→ TASK REQUIREMENTS: Reproduce each line of the material exactly, minus any picture.

--- RECORD EXTRACTS ---

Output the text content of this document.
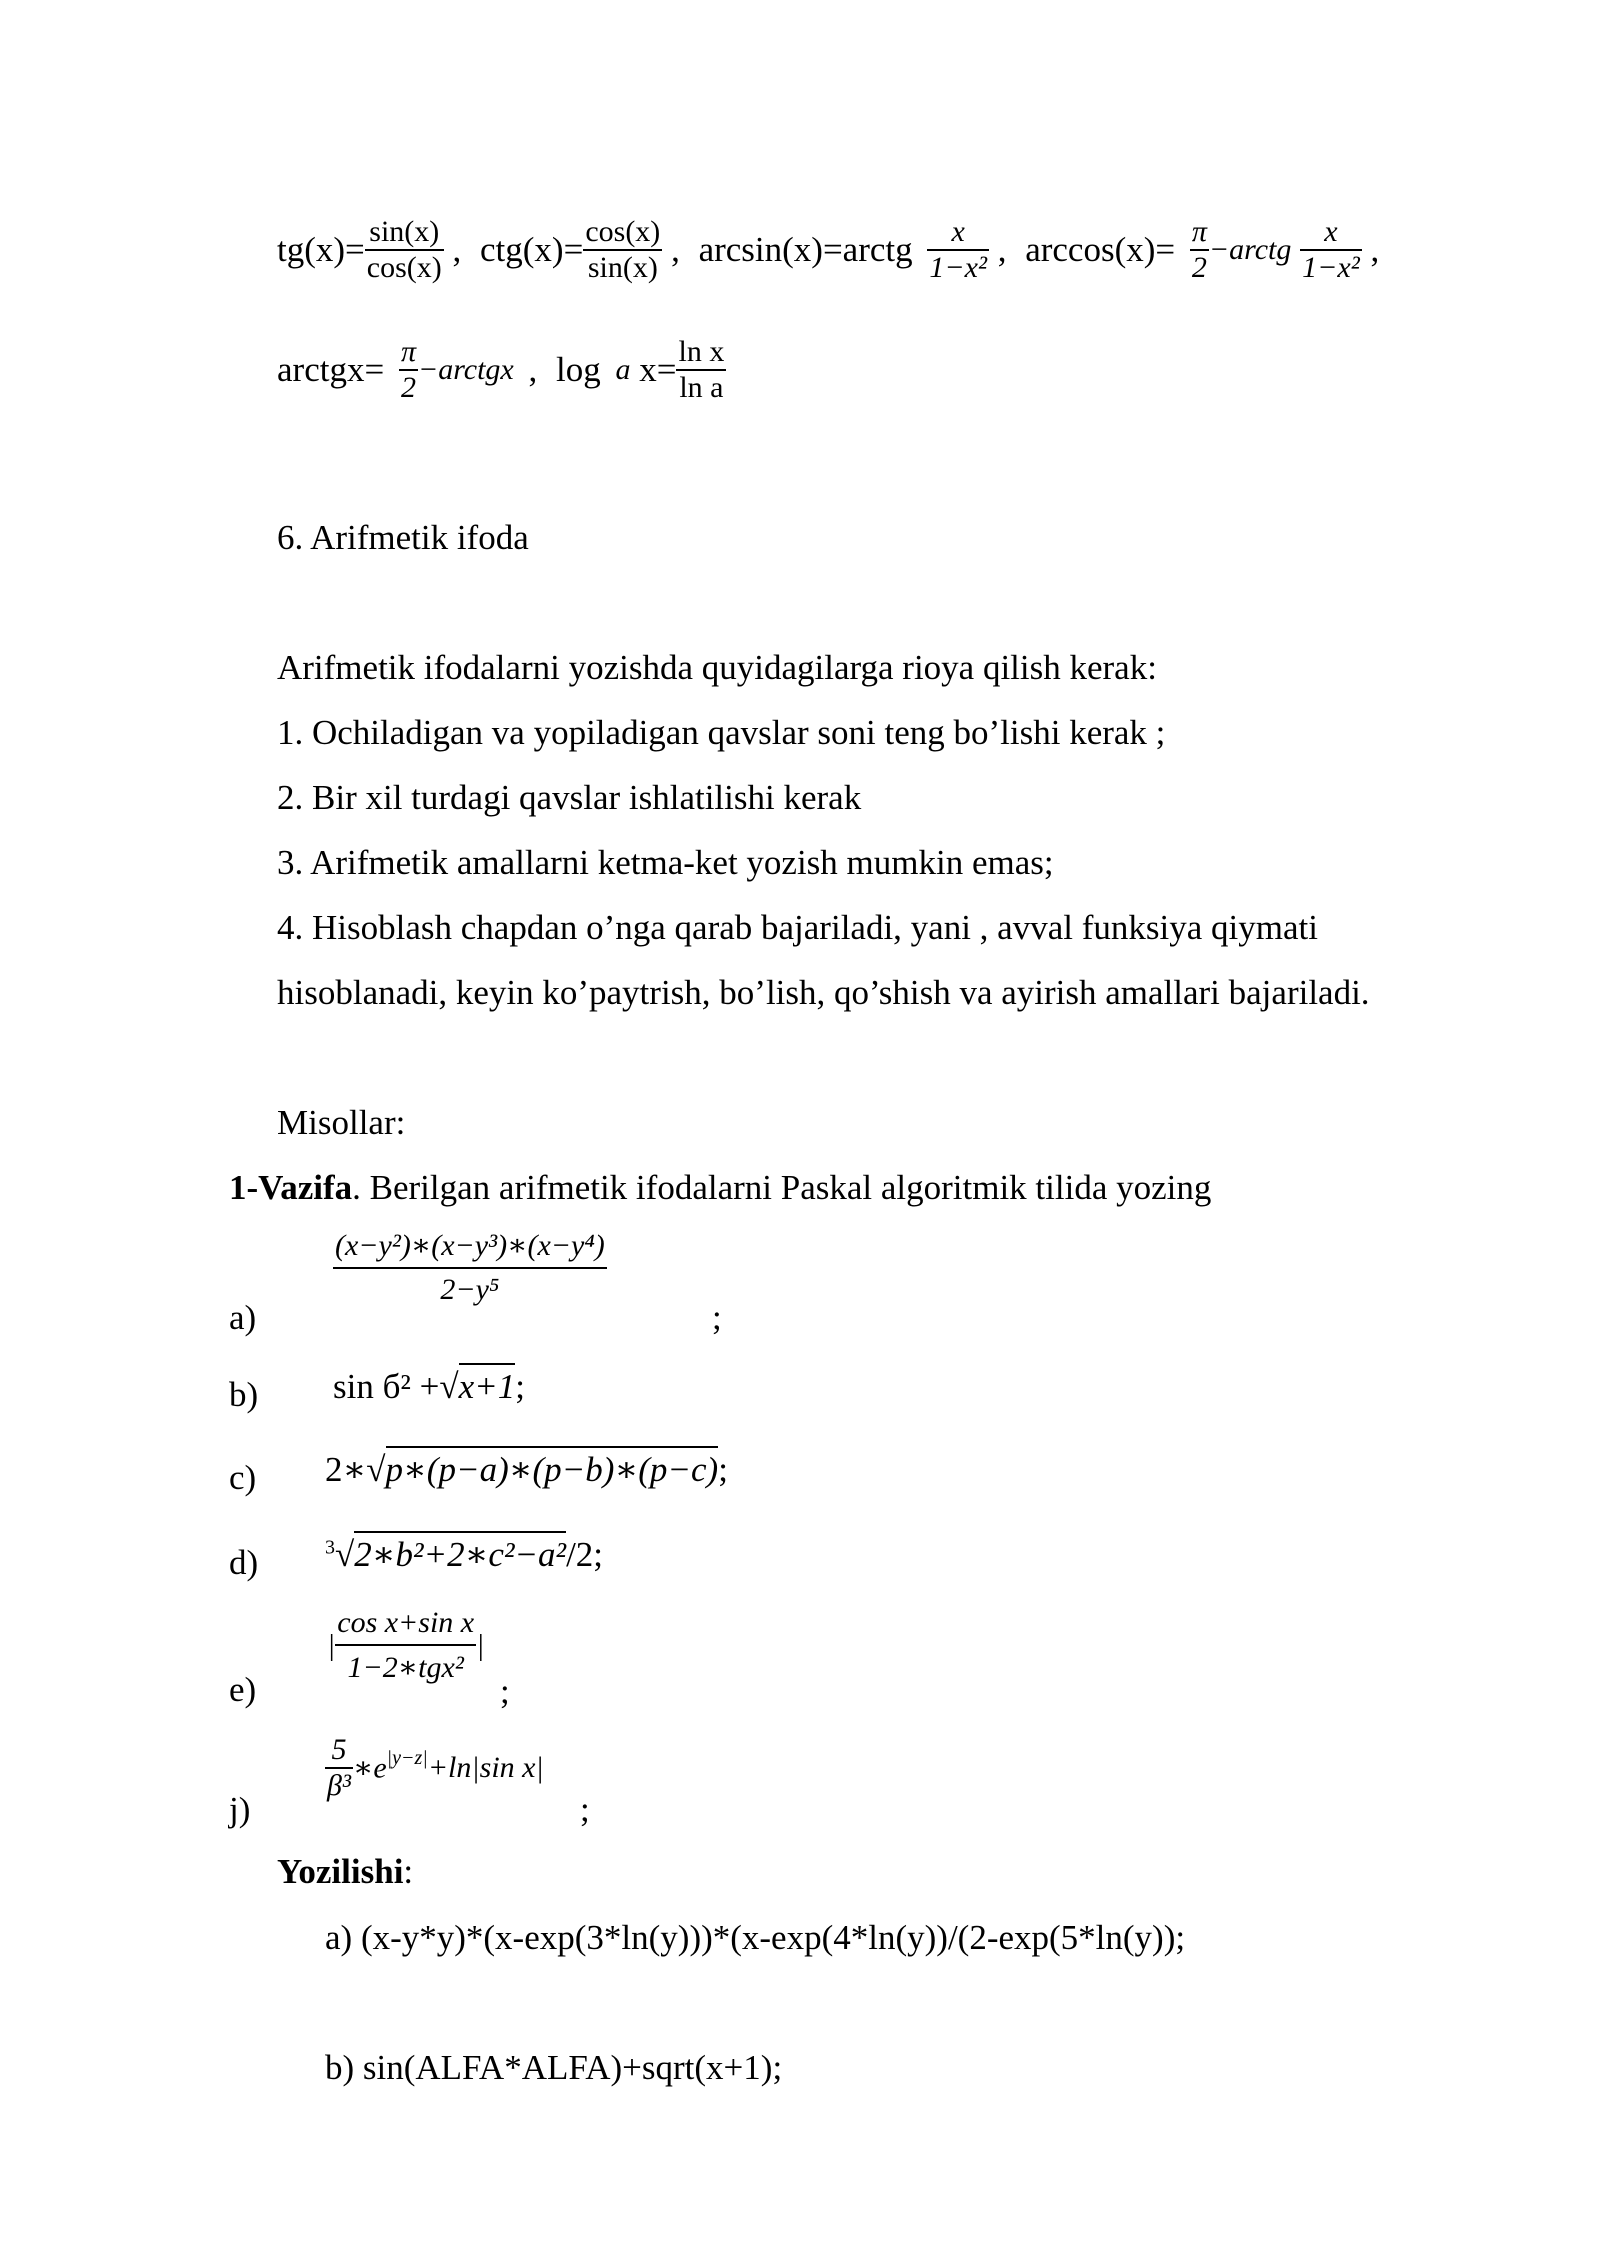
$tg(x)= \frac{\sin(x)}{\cos(x)}$ , $ctg(x)= \frac{\cos(x)}{\sin(x)}$ , arcsin(x)=arctg $\frac{x}{\text{1−x²}}$ , $\arccos(x)= \frac{\pi}{2}$ −arctg $\frac{x}{\text{1−x²}}$ ,
arctgx= $\frac{\pi}{2}$ −arctgx , log a $x= \frac{\text{ln x}}{\text{ln a}}$
6. Arifmetik ifoda
Arifmetik ifodalarni yozishda quyidagilarga rioya qilish kerak:
1. Ochiladigan va yopiladigan qavslar soni teng bo’lishi kerak ;
2. Bir xil turdagi qavslar ishlatilishi kerak
3. Arifmetik amallarni ketma-ket yozish mumkin emas;
4. Hisoblash chapdan o’nga qarab bajariladi, yani , avval funksiya qiymati
hisoblanadi, keyin ko’paytrish, bo’lish, qo’shish va ayirish amallari bajariladi.
Misollar:
1-Vazifa. Berilgan arifmetik ifodalarni Paskal algoritmik tilida yozing
a)
$\frac{\text{(x−y²)∗(x−y³)∗(x−y⁴)}}{\text{2−y⁵}}$
;
b) sin б² +√x+1;
c) 2∗√p∗(p−a)∗(p−b)∗(p−c);
d)	$^3$√2∗b²+2∗c²−a²/2;
e)
| $\frac{\text{cos x+sin x}}{\text{1−2∗tgx²}}$ |
;
j)
$\frac{5}{\text{β³}}$ $∗e^{|y-z|}+\ln|\sin$ x|
;
Yozilishi:
a) (x-y*y)*(x-exp(3*ln(y)))*(x-exp(4*ln(y))/(2-exp(5*ln(y));
b) sin(ALFA*ALFA)+sqrt(x+1);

---

→ WRITTEN RESPONSE:
Output the text content of this document.
$tg(x)= \frac{\sin(x)}{\cos(x)}$ , $ctg(x)= \frac{\cos(x)}{\sin(x)}$ , arcsin(x)=arctg $\frac{x}{\text{1−x²}}$ , $\arccos(x)= \frac{\pi}{2}$ −arctg $\frac{x}{\text{1−x²}}$ ,
arctgx= $\frac{\pi}{2}$ −arctgx , log a $x= \frac{\text{ln x}}{\text{ln a}}$
6. Arifmetik ifoda
Arifmetik ifodalarni yozishda quyidagilarga rioya qilish kerak:
1. Ochiladigan va yopiladigan qavslar soni teng bo’lishi kerak ;
2. Bir xil turdagi qavslar ishlatilishi kerak
3. Arifmetik amallarni ketma-ket yozish mumkin emas;
4. Hisoblash chapdan o’nga qarab bajariladi, yani , avval funksiya qiymati
hisoblanadi, keyin ko’paytrish, bo’lish, qo’shish va ayirish amallari bajariladi.
Misollar:
1-Vazifa. Berilgan arifmetik ifodalarni Paskal algoritmik tilida yozing
a)
$\frac{\text{(x−y²)∗(x−y³)∗(x−y⁴)}}{\text{2−y⁵}}$
;
b) sin б² +√x+1;
c) 2∗√p∗(p−a)∗(p−b)∗(p−c);
d)	$^3$√2∗b²+2∗c²−a²/2;
e)
| $\frac{\text{cos x+sin x}}{\text{1−2∗tgx²}}$ |
;
j)
$\frac{5}{\text{β³}}$ $∗e^{|y-z|}+\ln|\sin$ x|
;
Yozilishi:
a) (x-y*y)*(x-exp(3*ln(y)))*(x-exp(4*ln(y))/(2-exp(5*ln(y));
b) sin(ALFA*ALFA)+sqrt(x+1);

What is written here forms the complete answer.